WORK INSTRUCTION A -
In the feedparser security patch post, why does the poster send a patch for FeedParser? Answer in one to three sentences.
WORK INSTRUCTION B -
From the feedparser security patch post, reproduce everything from "There is also" down to "find these useful.".

DOCUMENT TEXT -
************
You are viewing a plain text version of this content. The canonical link for it is here.
Posted to dev@commons.apache.org by Nick Lothian <ni...@gmail.com> on 2006/10/11 07:50:57 UTC
[feedparser] Security patch
Hi,
I'm a developer on the ROME RSS/Atom parser project
(http://rome.dev.java.net/). We were recently notified of a possible
security issue in our code
(http://www.somebits.com/weblog/tech/bad/xmlCode.html), which we've
fixed.
I'm aware that FeedParser is a dormant project, but the attached patch
will fix the same problem in the Apache-Commons project version.
I've also attached updated FeedParserImpl.java suitable for using with
Kevin's TailRank version (http://tailrank.com/code.php) (Hi Kevin!)
SAXBuilder.java is needed for both versions.
There is also an example RSS file which triggers the bug. (You'll need
some kind of monitoring tool to check for connections to example.com
on port 80).
Hopefully someone will find these useful.
Regards
Nick Lothian
nlothian@apache.org
Re: [feedparser] Security patch
Posted by Nick Lothian <ni...@gmail.com>.
************
SUPPLIED ENTRIES -
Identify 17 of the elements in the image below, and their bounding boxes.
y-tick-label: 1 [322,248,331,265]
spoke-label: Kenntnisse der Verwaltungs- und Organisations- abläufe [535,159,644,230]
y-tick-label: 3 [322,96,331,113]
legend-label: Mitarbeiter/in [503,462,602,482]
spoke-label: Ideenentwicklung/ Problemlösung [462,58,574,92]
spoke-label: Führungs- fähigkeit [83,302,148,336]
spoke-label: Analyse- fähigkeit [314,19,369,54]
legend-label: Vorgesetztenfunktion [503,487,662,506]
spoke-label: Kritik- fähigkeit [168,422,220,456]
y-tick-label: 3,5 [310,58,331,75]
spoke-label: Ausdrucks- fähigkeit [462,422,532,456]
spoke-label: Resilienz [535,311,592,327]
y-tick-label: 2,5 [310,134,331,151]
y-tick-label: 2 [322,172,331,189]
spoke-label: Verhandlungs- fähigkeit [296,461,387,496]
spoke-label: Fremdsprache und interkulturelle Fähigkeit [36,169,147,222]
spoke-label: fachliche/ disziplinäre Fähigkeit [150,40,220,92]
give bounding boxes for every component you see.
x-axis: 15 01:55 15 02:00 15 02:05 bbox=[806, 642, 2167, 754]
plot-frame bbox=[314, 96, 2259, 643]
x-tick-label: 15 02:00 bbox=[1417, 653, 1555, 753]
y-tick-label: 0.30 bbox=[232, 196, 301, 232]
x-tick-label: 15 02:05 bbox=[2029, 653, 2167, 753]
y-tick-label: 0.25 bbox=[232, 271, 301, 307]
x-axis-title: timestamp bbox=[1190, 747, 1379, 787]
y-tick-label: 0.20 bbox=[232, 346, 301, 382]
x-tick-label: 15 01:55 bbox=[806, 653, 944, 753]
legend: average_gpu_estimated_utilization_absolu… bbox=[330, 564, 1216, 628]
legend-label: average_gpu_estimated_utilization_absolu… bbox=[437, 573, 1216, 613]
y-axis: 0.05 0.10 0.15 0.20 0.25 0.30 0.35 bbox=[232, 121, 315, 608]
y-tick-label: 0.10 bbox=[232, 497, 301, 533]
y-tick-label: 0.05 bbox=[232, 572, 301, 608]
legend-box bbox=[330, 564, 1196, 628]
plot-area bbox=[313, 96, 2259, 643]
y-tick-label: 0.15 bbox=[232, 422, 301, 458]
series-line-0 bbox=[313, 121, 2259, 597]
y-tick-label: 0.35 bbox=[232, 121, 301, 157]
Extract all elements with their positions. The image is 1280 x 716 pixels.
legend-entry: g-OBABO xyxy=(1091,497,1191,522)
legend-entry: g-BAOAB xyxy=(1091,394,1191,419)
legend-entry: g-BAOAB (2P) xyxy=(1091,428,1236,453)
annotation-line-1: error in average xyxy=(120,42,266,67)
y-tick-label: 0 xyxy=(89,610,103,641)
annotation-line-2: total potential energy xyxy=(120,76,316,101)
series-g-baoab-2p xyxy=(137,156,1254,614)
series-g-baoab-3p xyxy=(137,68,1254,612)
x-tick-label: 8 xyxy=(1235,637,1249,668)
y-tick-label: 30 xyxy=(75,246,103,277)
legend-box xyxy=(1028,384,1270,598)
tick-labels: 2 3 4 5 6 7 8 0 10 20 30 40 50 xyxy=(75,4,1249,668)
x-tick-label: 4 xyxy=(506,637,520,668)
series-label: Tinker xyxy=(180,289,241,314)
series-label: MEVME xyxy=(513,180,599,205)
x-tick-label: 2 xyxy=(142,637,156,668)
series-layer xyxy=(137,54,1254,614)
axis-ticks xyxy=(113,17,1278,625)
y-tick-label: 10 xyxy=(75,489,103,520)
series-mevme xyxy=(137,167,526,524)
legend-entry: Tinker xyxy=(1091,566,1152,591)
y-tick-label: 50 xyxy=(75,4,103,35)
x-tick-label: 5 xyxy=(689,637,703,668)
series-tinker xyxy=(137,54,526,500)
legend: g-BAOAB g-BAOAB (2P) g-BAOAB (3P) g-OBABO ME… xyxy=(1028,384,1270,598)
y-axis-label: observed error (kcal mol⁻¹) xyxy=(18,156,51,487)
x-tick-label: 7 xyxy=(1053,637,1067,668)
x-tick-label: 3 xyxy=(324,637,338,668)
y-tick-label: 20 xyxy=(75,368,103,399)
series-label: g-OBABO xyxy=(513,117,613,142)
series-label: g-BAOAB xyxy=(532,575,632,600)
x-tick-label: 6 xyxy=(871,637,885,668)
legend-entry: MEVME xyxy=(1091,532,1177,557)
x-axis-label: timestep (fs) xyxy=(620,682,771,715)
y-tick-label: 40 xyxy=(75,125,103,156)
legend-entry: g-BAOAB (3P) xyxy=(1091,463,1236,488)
************
TASK RESULT A -
The poster, a ROME RSS/Atom parser developer, says ROME was notified of a possible security issue in its code and fixed it. The attached patch fixes that same problem in the Apache Commons version of FeedParser, even though FeedParser is a dormant project.

TASK RESULT B -
There is also an example RSS file which triggers the bug. (You'll need
some kind of monitoring tool to check for connections to example.com
on port 80).
Hopefully someone will find these useful.